Et l’autre musée, bien plus grand et moderne, plus proche de la mer, est celui de l’Ume, la prune japonaise. Depuis la calme ville de Wakayama, surplombée par un magnifique château blanc, nous avons emprunté de belles routes qui traversent de part en part un grand nombre de collines.
Au bout d’un couple d’heures de route vers le sud, les flancs des monts se clairsement au profit de parcelles bleuies par les filets réglementaires à prunes. Nous sommes arrivés en territoire de l’Ume, là où le Bincho-Tan se cache dans la forêt.
La loge à charbon familiale des hôtes produit des Bincho-Tan si précieux qu’il y a six mois d’attente pour en obtenir. Et c’est là, grâce à eux, que nous apprenons qu’il y a Binchotan et Bincho-Tan. En effet, aucune comparaison n’est possible entre les charbons vendus dans les supermarchés, de provenances diverses et les Bincho-Tan de ces charbonniers d’exception. Un véritable trésor national. L’objectif de ces derniers est d’obtenir un charbon parfait. C’est très japonais d’avoir comme objectif la perfection. Autant dans les gestes, les postures très martiales que dans l’observation de la consumation des bûches.

■ **Bloc de données**:
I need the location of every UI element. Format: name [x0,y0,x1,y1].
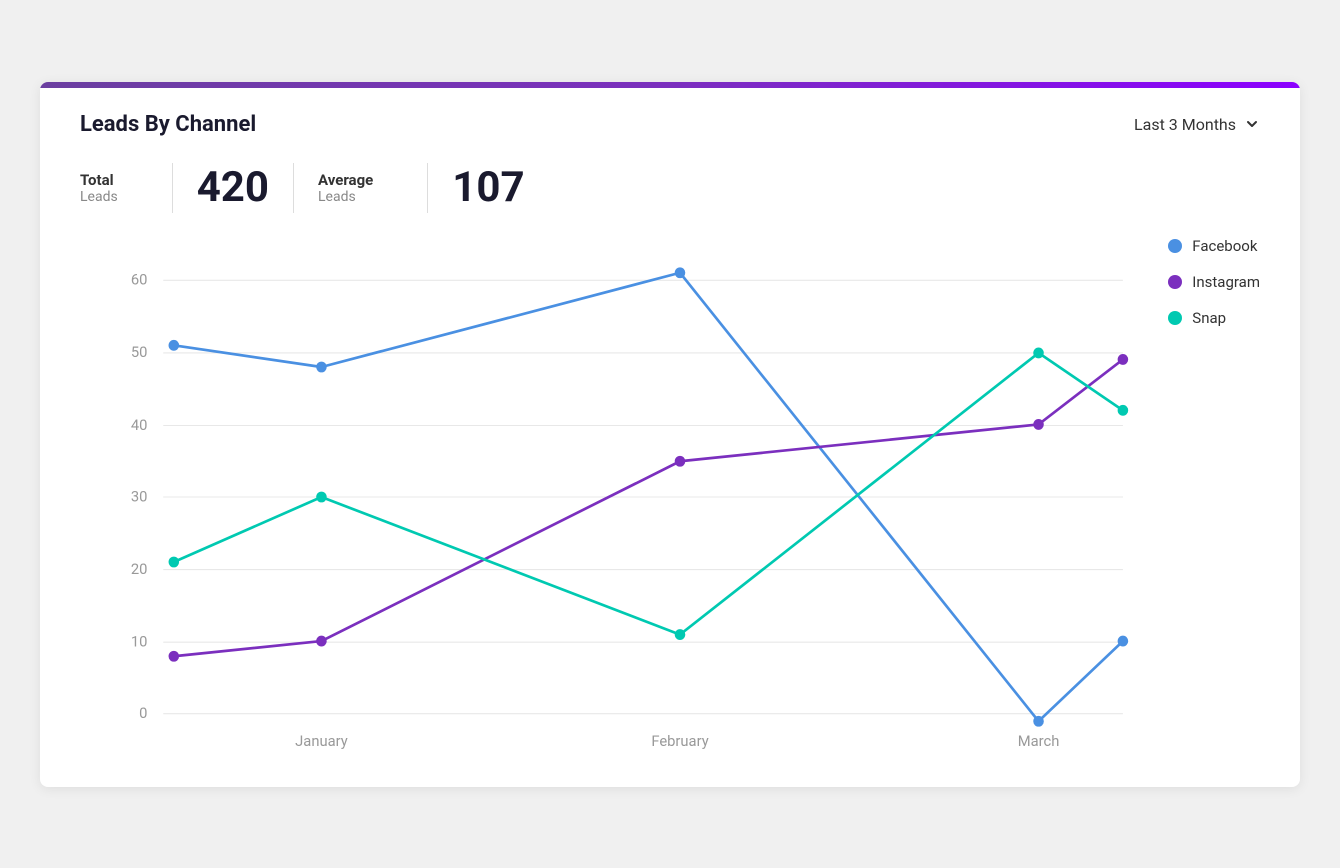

■ **Demandes**:
a - Dans le texte sur le Bincho-Tan, combien de temps faut-il attendre pour obtenir le charbon produit par la loge familiale des hôtes ?
b - Prolongez le texte sur le Bincho-Tan à partir de sa dernière phrase.
Vous n'aurez pas besoin des données.

■ **Résultats par tâche**:
a - Il faut attendre six mois.

b -
Cette observation quasi permanente amène le charbonnier à déplacer à maintes reprises les bûches de fond de four avec une perche métallique d’au moins 5 mètres pour que l’air circule comme il le faut. La consumation de l’écorce est une étape cruciale, surveillée et déterminante pour la suite, elle est progressive dès après avoir mis le feu devant le foyer pendant plusieurs jours, afin de sécher l’air et le bois. C’est ainsi que le feu part du haut vers le bas dans ce four qui ne compte qu’une cheminée de dix centimètres de diamètre en son sommet par laquelle s’échappe la vapeur d’eau. Une vapeur qui est parfois recueillie pour confectionner manuellement des savons blancs d’une extrême douceur. S’en suit au moins une semaine de consumation à 1300°C pour éliminer toute matière organique.
Les Bincho-Tan ont ainsi des qualités différentes en fonction de la position du charbon dans le four. Les charbons issus du bois nécessaire pour démarrer le feu est de faible intérêt, celui de front de four donne du bon charbon pour la cuisine. Quant à celui de fond de four, qui nécessite au moins deux semaines d’attention, il est excellent pour le filtrage, si le charbonnier le décrète, évidemment. Un tel travail ne peut se faire dans des charbonnières quasi industrielles, grandes, qui exploitent le chêne vert planté, moins vieux et moins dense. Le produit qui en découle n’est pas de la même qualité. Il faut qu’un charbonnier donne son aval pour l’utilisation en tant que filtre à eau. Lui seul peut savoir si il est propre à la consommation. C’est-à-dire en quelque sorte, garantie sans résidus toxiques.
Ce qui nous a frappé le plus dans cette charbonnière, avant la chaleur sèche très agréable, c’est l’odeur de fumier de cheval. Le chêne vert sauvage coupé dégage une odeur très prononcée de crottin de cheval. Avec les courants d’air qui envahissent la loge, les effluves libérées par le bois nous surprennent.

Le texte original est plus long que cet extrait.